==== INFORMATION SUPPLIED
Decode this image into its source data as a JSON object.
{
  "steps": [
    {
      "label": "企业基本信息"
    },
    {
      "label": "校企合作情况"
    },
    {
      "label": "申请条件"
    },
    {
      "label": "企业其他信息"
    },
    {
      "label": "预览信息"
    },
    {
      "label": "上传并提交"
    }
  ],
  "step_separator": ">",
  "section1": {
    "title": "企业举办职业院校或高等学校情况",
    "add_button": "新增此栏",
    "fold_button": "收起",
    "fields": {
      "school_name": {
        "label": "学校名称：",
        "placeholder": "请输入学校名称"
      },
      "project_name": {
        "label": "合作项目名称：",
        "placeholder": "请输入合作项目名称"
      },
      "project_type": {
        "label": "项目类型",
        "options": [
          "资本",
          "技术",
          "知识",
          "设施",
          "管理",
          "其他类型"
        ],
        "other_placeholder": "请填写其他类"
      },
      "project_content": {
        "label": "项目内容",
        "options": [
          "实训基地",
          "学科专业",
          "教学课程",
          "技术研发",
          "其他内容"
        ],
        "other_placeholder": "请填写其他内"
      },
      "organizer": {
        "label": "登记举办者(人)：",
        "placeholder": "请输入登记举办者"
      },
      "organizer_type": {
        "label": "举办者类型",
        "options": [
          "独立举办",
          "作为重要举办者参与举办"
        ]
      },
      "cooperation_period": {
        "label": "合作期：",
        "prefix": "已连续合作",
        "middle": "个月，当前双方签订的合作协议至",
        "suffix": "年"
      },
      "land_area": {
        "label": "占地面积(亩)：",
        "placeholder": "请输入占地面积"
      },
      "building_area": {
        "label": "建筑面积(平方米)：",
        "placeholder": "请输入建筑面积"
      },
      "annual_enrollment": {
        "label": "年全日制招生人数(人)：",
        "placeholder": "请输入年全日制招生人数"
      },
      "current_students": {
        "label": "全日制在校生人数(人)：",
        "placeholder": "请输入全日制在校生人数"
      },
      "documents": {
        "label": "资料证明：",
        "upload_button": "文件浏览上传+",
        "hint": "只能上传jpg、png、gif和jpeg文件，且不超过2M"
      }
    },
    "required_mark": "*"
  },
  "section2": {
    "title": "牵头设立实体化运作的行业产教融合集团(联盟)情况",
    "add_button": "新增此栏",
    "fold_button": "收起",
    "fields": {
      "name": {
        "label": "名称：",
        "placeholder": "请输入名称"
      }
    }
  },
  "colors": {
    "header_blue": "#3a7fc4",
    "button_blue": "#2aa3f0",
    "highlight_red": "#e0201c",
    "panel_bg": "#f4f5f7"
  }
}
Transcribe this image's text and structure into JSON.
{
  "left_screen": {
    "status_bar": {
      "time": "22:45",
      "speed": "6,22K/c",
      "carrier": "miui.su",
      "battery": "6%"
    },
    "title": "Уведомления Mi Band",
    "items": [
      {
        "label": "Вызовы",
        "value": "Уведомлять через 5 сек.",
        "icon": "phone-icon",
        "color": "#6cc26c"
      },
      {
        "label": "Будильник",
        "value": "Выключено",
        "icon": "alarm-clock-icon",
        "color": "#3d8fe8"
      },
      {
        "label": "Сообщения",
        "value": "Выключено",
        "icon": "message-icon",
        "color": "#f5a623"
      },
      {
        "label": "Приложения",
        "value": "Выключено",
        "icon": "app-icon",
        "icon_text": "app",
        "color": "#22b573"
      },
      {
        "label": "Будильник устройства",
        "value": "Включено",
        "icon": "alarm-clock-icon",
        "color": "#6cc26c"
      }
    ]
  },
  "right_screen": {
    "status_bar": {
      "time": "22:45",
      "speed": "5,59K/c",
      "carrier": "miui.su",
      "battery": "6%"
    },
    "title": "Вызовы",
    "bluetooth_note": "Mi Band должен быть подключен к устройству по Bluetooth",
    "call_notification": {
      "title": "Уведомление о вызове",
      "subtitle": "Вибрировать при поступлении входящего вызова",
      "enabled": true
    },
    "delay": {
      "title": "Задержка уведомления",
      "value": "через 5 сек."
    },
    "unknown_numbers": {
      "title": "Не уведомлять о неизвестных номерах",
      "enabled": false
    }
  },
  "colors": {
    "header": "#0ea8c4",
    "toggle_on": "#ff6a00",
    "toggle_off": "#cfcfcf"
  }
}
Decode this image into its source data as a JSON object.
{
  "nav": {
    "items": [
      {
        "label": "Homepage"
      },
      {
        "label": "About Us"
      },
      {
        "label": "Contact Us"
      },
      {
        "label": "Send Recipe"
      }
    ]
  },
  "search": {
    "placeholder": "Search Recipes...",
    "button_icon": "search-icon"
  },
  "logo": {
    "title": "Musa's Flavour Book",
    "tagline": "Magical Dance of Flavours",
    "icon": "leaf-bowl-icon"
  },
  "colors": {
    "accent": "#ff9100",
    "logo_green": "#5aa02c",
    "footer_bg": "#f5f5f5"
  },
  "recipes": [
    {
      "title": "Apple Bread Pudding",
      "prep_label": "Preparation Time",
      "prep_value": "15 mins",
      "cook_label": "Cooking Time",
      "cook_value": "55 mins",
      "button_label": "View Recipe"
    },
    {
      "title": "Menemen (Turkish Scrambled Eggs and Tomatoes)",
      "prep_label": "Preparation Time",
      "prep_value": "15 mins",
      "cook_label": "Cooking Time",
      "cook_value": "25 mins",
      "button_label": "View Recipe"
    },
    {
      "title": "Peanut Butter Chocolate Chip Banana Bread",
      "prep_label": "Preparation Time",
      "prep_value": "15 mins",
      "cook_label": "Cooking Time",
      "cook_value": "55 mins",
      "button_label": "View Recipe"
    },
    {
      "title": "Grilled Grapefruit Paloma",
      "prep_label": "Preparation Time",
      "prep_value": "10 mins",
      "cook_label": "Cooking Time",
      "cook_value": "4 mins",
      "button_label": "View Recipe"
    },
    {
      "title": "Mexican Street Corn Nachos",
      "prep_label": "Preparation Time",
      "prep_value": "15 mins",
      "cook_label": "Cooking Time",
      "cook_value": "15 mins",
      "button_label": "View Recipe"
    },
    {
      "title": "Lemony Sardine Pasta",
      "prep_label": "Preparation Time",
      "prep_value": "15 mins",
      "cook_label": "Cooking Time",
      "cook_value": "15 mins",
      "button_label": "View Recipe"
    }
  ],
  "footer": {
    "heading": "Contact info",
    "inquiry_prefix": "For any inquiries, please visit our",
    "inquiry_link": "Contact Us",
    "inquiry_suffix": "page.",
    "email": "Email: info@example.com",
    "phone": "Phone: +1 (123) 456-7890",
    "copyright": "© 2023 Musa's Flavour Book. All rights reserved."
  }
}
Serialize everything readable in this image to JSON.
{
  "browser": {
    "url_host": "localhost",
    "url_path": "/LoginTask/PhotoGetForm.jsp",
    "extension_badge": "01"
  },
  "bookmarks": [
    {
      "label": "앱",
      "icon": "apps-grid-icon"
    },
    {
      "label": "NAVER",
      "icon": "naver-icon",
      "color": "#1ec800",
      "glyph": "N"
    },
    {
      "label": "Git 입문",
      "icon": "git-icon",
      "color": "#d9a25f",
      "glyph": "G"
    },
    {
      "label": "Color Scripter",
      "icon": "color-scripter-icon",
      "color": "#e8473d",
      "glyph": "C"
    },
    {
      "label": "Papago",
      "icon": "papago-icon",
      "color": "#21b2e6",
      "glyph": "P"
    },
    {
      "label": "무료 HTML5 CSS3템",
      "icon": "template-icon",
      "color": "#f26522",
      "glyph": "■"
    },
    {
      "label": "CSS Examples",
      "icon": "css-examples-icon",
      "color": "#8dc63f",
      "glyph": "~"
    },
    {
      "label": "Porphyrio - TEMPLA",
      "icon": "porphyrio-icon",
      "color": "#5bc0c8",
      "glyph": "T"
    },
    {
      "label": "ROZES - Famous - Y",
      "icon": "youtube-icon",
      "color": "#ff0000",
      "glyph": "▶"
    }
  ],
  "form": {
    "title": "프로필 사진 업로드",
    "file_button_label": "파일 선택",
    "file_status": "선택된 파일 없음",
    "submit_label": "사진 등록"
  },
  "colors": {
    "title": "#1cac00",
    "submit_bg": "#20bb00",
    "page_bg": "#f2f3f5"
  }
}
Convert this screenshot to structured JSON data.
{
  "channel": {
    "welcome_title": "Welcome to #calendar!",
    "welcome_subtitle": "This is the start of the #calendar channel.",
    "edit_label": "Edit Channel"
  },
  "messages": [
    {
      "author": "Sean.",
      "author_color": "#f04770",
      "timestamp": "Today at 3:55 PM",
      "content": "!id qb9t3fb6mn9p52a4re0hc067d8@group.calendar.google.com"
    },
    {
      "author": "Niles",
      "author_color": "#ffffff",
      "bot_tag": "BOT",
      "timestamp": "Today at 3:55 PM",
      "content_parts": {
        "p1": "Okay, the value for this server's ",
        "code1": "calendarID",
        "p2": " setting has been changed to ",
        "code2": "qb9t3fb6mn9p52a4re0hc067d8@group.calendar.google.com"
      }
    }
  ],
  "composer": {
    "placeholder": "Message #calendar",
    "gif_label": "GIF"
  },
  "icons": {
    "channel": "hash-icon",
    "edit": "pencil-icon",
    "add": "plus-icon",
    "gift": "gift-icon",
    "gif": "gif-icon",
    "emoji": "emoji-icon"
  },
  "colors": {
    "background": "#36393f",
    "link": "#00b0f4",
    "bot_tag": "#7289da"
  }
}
========
**SET TASK:**
Copy every line that contains the string "Band".

**CORRECT RESPONSE:**
    "title": "Уведомления Mi Band",
    "bluetooth_note": "Mi Band должен быть подключен к устройству по Bluetooth",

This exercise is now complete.